_WHAT IS EXPECTED:_
Print the listing in its entirety and exactly, leaving out images.

>>>>

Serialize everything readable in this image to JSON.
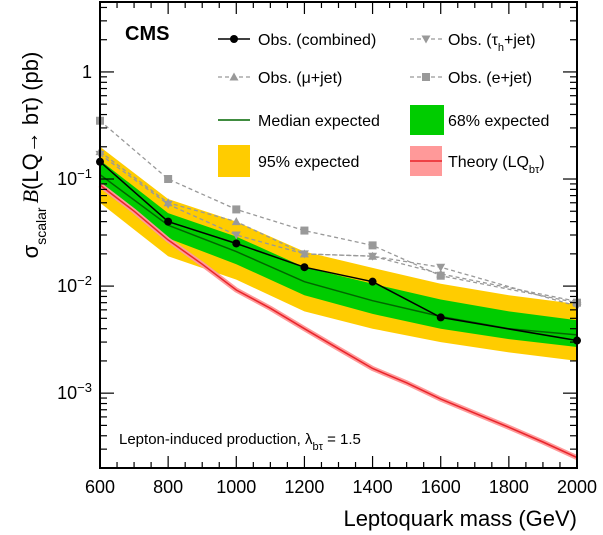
{
  "chart_data": {
    "type": "line",
    "experiment_label": "CMS",
    "xlabel": "Leptoquark mass (GeV)",
    "ylabel": {
      "sigma": "σ",
      "sub": "scalar",
      "b": "B",
      "mid": "(LQ→ bτ) (pb)"
    },
    "xlim": [
      600,
      2000
    ],
    "ylim": [
      0.0002,
      4.5
    ],
    "yscale": "log",
    "x_ticks": [
      "600",
      "800",
      "1000",
      "1200",
      "1400",
      "1600",
      "1800",
      "2000"
    ],
    "y_ticks": [
      {
        "value": 1,
        "base": "1",
        "exp": ""
      },
      {
        "value": 0.1,
        "base": "10",
        "exp": "−1"
      },
      {
        "value": 0.01,
        "base": "10",
        "exp": "−2"
      },
      {
        "value": 0.001,
        "base": "10",
        "exp": "−3"
      }
    ],
    "annotation": {
      "text": "Lepton-induced production, λ",
      "sub": "bτ",
      "suffix": " = 1.5"
    },
    "legend": [
      {
        "key": "obs_combined",
        "label": "Obs. (combined)",
        "sub": ""
      },
      {
        "key": "obs_tauh",
        "label": "Obs. (τ",
        "sub": "h",
        "suffix": "+jet)"
      },
      {
        "key": "obs_mu",
        "label": "Obs. (μ+jet)",
        "sub": ""
      },
      {
        "key": "obs_e",
        "label": "Obs. (e+jet)",
        "sub": ""
      },
      {
        "key": "median",
        "label": "Median expected",
        "sub": ""
      },
      {
        "key": "band68",
        "label": "68% expected",
        "sub": ""
      },
      {
        "key": "band95",
        "label": "95% expected",
        "sub": ""
      },
      {
        "key": "theory",
        "label": "Theory (LQ",
        "sub": "bτ",
        "suffix": ")"
      }
    ],
    "colors": {
      "band95": "#ffcc00",
      "band68": "#00cc00",
      "median": "#006600",
      "observed": "#000000",
      "channels": "#999999",
      "theory": "#e8242b",
      "theory_band": "#ff9999"
    },
    "x": [
      600,
      800,
      1000,
      1200,
      1400,
      1600,
      2000
    ],
    "series": [
      {
        "key": "obs_combined",
        "name": "Obs. (combined)",
        "values": [
          0.145,
          0.04,
          0.025,
          0.015,
          0.011,
          0.0051,
          0.0031
        ]
      },
      {
        "key": "obs_tauh",
        "name": "Obs. (τh+jet)",
        "values": [
          0.17,
          0.058,
          0.03,
          0.02,
          0.019,
          0.015,
          0.0065
        ]
      },
      {
        "key": "obs_mu",
        "name": "Obs. (μ+jet)",
        "values": [
          0.18,
          0.06,
          0.04,
          0.02,
          0.019,
          0.013,
          0.0072
        ]
      },
      {
        "key": "obs_e",
        "name": "Obs. (e+jet)",
        "values": [
          0.35,
          0.1,
          0.052,
          0.033,
          0.024,
          0.0125,
          0.007
        ]
      }
    ],
    "expected": {
      "x": [
        600,
        800,
        1000,
        1200,
        1400,
        1600,
        1800,
        2000
      ],
      "median": [
        0.11,
        0.037,
        0.021,
        0.011,
        0.0073,
        0.0052,
        0.004,
        0.0035
      ],
      "band68_low": [
        0.085,
        0.028,
        0.016,
        0.0082,
        0.0055,
        0.004,
        0.0032,
        0.0027
      ],
      "band68_high": [
        0.15,
        0.048,
        0.029,
        0.015,
        0.0105,
        0.0075,
        0.0058,
        0.0048
      ],
      "band95_low": [
        0.06,
        0.019,
        0.0115,
        0.0058,
        0.004,
        0.003,
        0.0024,
        0.002
      ],
      "band95_high": [
        0.2,
        0.065,
        0.04,
        0.021,
        0.0148,
        0.0105,
        0.0082,
        0.0068
      ]
    },
    "theory": {
      "x": [
        600,
        700,
        800,
        900,
        1000,
        1100,
        1200,
        1300,
        1400,
        1500,
        1600,
        1700,
        1800,
        1900,
        2000
      ],
      "values": [
        0.088,
        0.05,
        0.027,
        0.016,
        0.0092,
        0.0062,
        0.004,
        0.0026,
        0.0017,
        0.00125,
        0.00088,
        0.00065,
        0.00048,
        0.00035,
        0.00025
      ]
    }
  }
}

<<<<

_SOLVED PROBLEM:_
Serialize everything readable in this image to JSON.
{
  "chart_data": {
    "type": "line",
    "experiment_label": "CMS",
    "xlabel": "Leptoquark mass (GeV)",
    "ylabel": {
      "sigma": "σ",
      "sub": "scalar",
      "b": "B",
      "mid": "(LQ→ bτ) (pb)"
    },
    "xlim": [
      600,
      2000
    ],
    "ylim": [
      0.0002,
      4.5
    ],
    "yscale": "log",
    "x_ticks": [
      "600",
      "800",
      "1000",
      "1200",
      "1400",
      "1600",
      "1800",
      "2000"
    ],
    "y_ticks": [
      {
        "value": 1,
        "base": "1",
        "exp": ""
      },
      {
        "value": 0.1,
        "base": "10",
        "exp": "−1"
      },
      {
        "value": 0.01,
        "base": "10",
        "exp": "−2"
      },
      {
        "value": 0.001,
        "base": "10",
        "exp": "−3"
      }
    ],
    "annotation": {
      "text": "Lepton-induced production, λ",
      "sub": "bτ",
      "suffix": " = 1.5"
    },
    "legend": [
      {
        "key": "obs_combined",
        "label": "Obs. (combined)",
        "sub": ""
      },
      {
        "key": "obs_tauh",
        "label": "Obs. (τ",
        "sub": "h",
        "suffix": "+jet)"
      },
      {
        "key": "obs_mu",
        "label": "Obs. (μ+jet)",
        "sub": ""
      },
      {
        "key": "obs_e",
        "label": "Obs. (e+jet)",
        "sub": ""
      },
      {
        "key": "median",
        "label": "Median expected",
        "sub": ""
      },
      {
        "key": "band68",
        "label": "68% expected",
        "sub": ""
      },
      {
        "key": "band95",
        "label": "95% expected",
        "sub": ""
      },
      {
        "key": "theory",
        "label": "Theory (LQ",
        "sub": "bτ",
        "suffix": ")"
      }
    ],
    "colors": {
      "band95": "#ffcc00",
      "band68": "#00cc00",
      "median": "#006600",
      "observed": "#000000",
      "channels": "#999999",
      "theory": "#e8242b",
      "theory_band": "#ff9999"
    },
    "x": [
      600,
      800,
      1000,
      1200,
      1400,
      1600,
      2000
    ],
    "series": [
      {
        "key": "obs_combined",
        "name": "Obs. (combined)",
        "values": [
          0.145,
          0.04,
          0.025,
          0.015,
          0.011,
          0.0051,
          0.0031
        ]
      },
      {
        "key": "obs_tauh",
        "name": "Obs. (τh+jet)",
        "values": [
          0.17,
          0.058,
          0.03,
          0.02,
          0.019,
          0.015,
          0.0065
        ]
      },
      {
        "key": "obs_mu",
        "name": "Obs. (μ+jet)",
        "values": [
          0.18,
          0.06,
          0.04,
          0.02,
          0.019,
          0.013,
          0.0072
        ]
      },
      {
        "key": "obs_e",
        "name": "Obs. (e+jet)",
        "values": [
          0.35,
          0.1,
          0.052,
          0.033,
          0.024,
          0.0125,
          0.007
        ]
      }
    ],
    "expected": {
      "x": [
        600,
        800,
        1000,
        1200,
        1400,
        1600,
        1800,
        2000
      ],
      "median": [
        0.11,
        0.037,
        0.021,
        0.011,
        0.0073,
        0.0052,
        0.004,
        0.0035
      ],
      "band68_low": [
        0.085,
        0.028,
        0.016,
        0.0082,
        0.0055,
        0.004,
        0.0032,
        0.0027
      ],
      "band68_high": [
        0.15,
        0.048,
        0.029,
        0.015,
        0.0105,
        0.0075,
        0.0058,
        0.0048
      ],
      "band95_low": [
        0.06,
        0.019,
        0.0115,
        0.0058,
        0.004,
        0.003,
        0.0024,
        0.002
      ],
      "band95_high": [
        0.2,
        0.065,
        0.04,
        0.021,
        0.0148,
        0.0105,
        0.0082,
        0.0068
      ]
    },
    "theory": {
      "x": [
        600,
        700,
        800,
        900,
        1000,
        1100,
        1200,
        1300,
        1400,
        1500,
        1600,
        1700,
        1800,
        1900,
        2000
      ],
      "values": [
        0.088,
        0.05,
        0.027,
        0.016,
        0.0092,
        0.0062,
        0.004,
        0.0026,
        0.0017,
        0.00125,
        0.00088,
        0.00065,
        0.00048,
        0.00035,
        0.00025
      ]
    }
  }
}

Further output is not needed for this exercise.